Data for processing start

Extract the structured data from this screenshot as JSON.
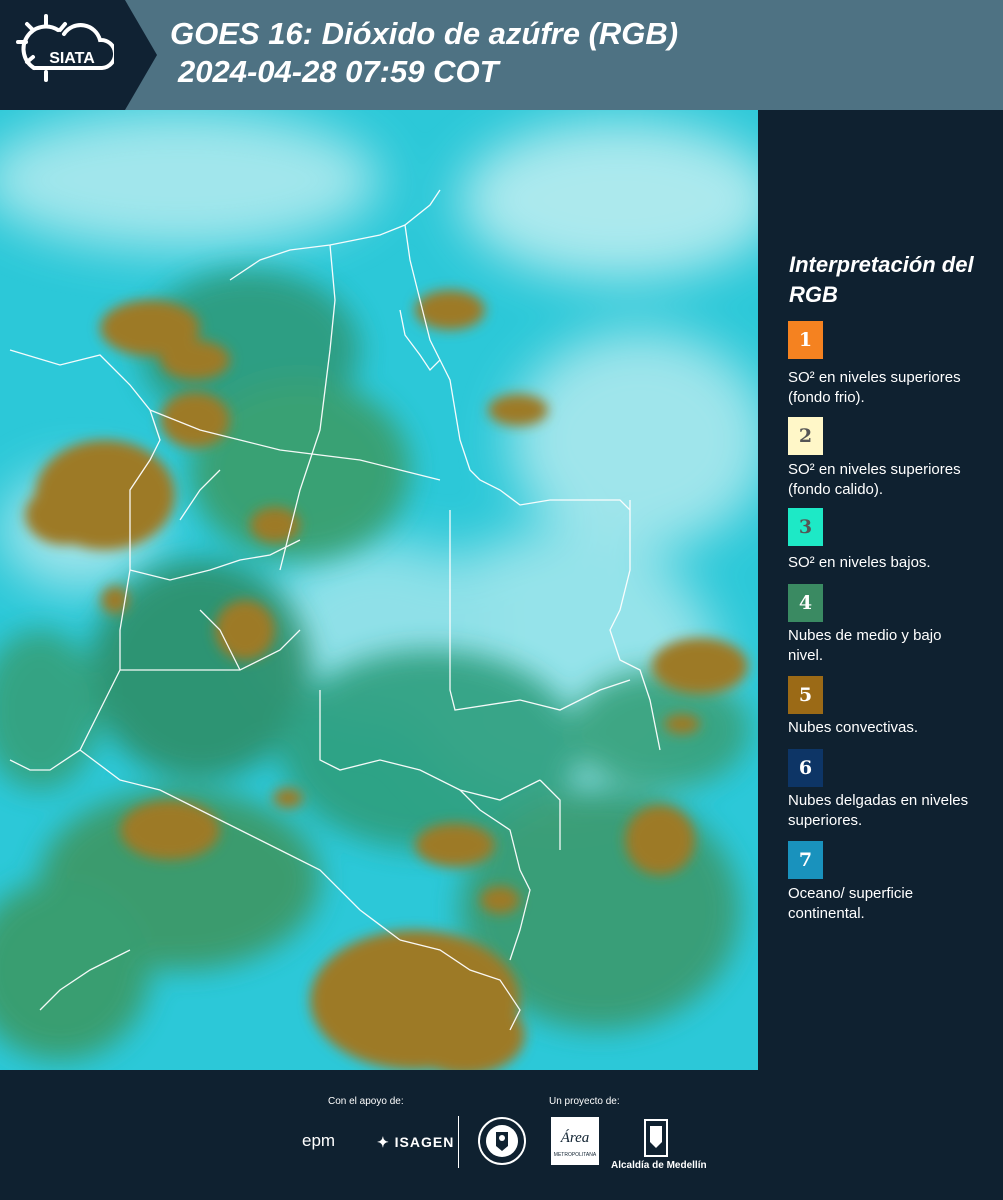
{
  "header": {
    "logo_text": "SIATA",
    "title": "GOES 16: Dióxido de azúfre (RGB)",
    "subtitle": "2024-04-28 07:59 COT"
  },
  "legend": {
    "title": "Interpretación del RGB",
    "items": [
      {
        "number": "1",
        "color": "#f58220",
        "text_color": "#ffffff",
        "label": "SO² en niveles superiores (fondo frio)."
      },
      {
        "number": "2",
        "color": "#fff7c8",
        "text_color": "#555555",
        "label": "SO² en niveles superiores (fondo calido)."
      },
      {
        "number": "3",
        "color": "#1de9c6",
        "text_color": "#555555",
        "label": "SO² en niveles bajos."
      },
      {
        "number": "4",
        "color": "#3a8a62",
        "text_color": "#ffffff",
        "label": "Nubes de medio y bajo nivel."
      },
      {
        "number": "5",
        "color": "#9b6a16",
        "text_color": "#ffffff",
        "label": "Nubes convectivas."
      },
      {
        "number": "6",
        "color": "#0d3566",
        "text_color": "#ffffff",
        "label": "Nubes delgadas en niveles superiores."
      },
      {
        "number": "7",
        "color": "#1992bd",
        "text_color": "#ffffff",
        "label": "Oceano/ superficie continental."
      }
    ]
  },
  "footer": {
    "support_label": "Con el apoyo de:",
    "project_label": "Un proyecto de:",
    "sponsors": [
      "epm",
      "ISAGEN"
    ],
    "partners": [
      "Área Metropolitana Valle de Aburrá",
      "Alcaldía de Medellín"
    ],
    "alcaldia_label": "Alcaldía de Medellín",
    "area_label": "Área",
    "area_sub": "METROPOLITANA"
  }
}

Data for processing end

● **What the task asks**:
Print every entry exactly as written, without the pictures.

● **Output for this exercise**:
Extract the structured data from this screenshot as JSON.
{
  "header": {
    "logo_text": "SIATA",
    "title": "GOES 16: Dióxido de azúfre (RGB)",
    "subtitle": "2024-04-28 07:59 COT"
  },
  "legend": {
    "title": "Interpretación del RGB",
    "items": [
      {
        "number": "1",
        "color": "#f58220",
        "text_color": "#ffffff",
        "label": "SO² en niveles superiores (fondo frio)."
      },
      {
        "number": "2",
        "color": "#fff7c8",
        "text_color": "#555555",
        "label": "SO² en niveles superiores (fondo calido)."
      },
      {
        "number": "3",
        "color": "#1de9c6",
        "text_color": "#555555",
        "label": "SO² en niveles bajos."
      },
      {
        "number": "4",
        "color": "#3a8a62",
        "text_color": "#ffffff",
        "label": "Nubes de medio y bajo nivel."
      },
      {
        "number": "5",
        "color": "#9b6a16",
        "text_color": "#ffffff",
        "label": "Nubes convectivas."
      },
      {
        "number": "6",
        "color": "#0d3566",
        "text_color": "#ffffff",
        "label": "Nubes delgadas en niveles superiores."
      },
      {
        "number": "7",
        "color": "#1992bd",
        "text_color": "#ffffff",
        "label": "Oceano/ superficie continental."
      }
    ]
  },
  "footer": {
    "support_label": "Con el apoyo de:",
    "project_label": "Un proyecto de:",
    "sponsors": [
      "epm",
      "ISAGEN"
    ],
    "partners": [
      "Área Metropolitana Valle de Aburrá",
      "Alcaldía de Medellín"
    ],
    "alcaldia_label": "Alcaldía de Medellín",
    "area_label": "Área",
    "area_sub": "METROPOLITANA"
  }
}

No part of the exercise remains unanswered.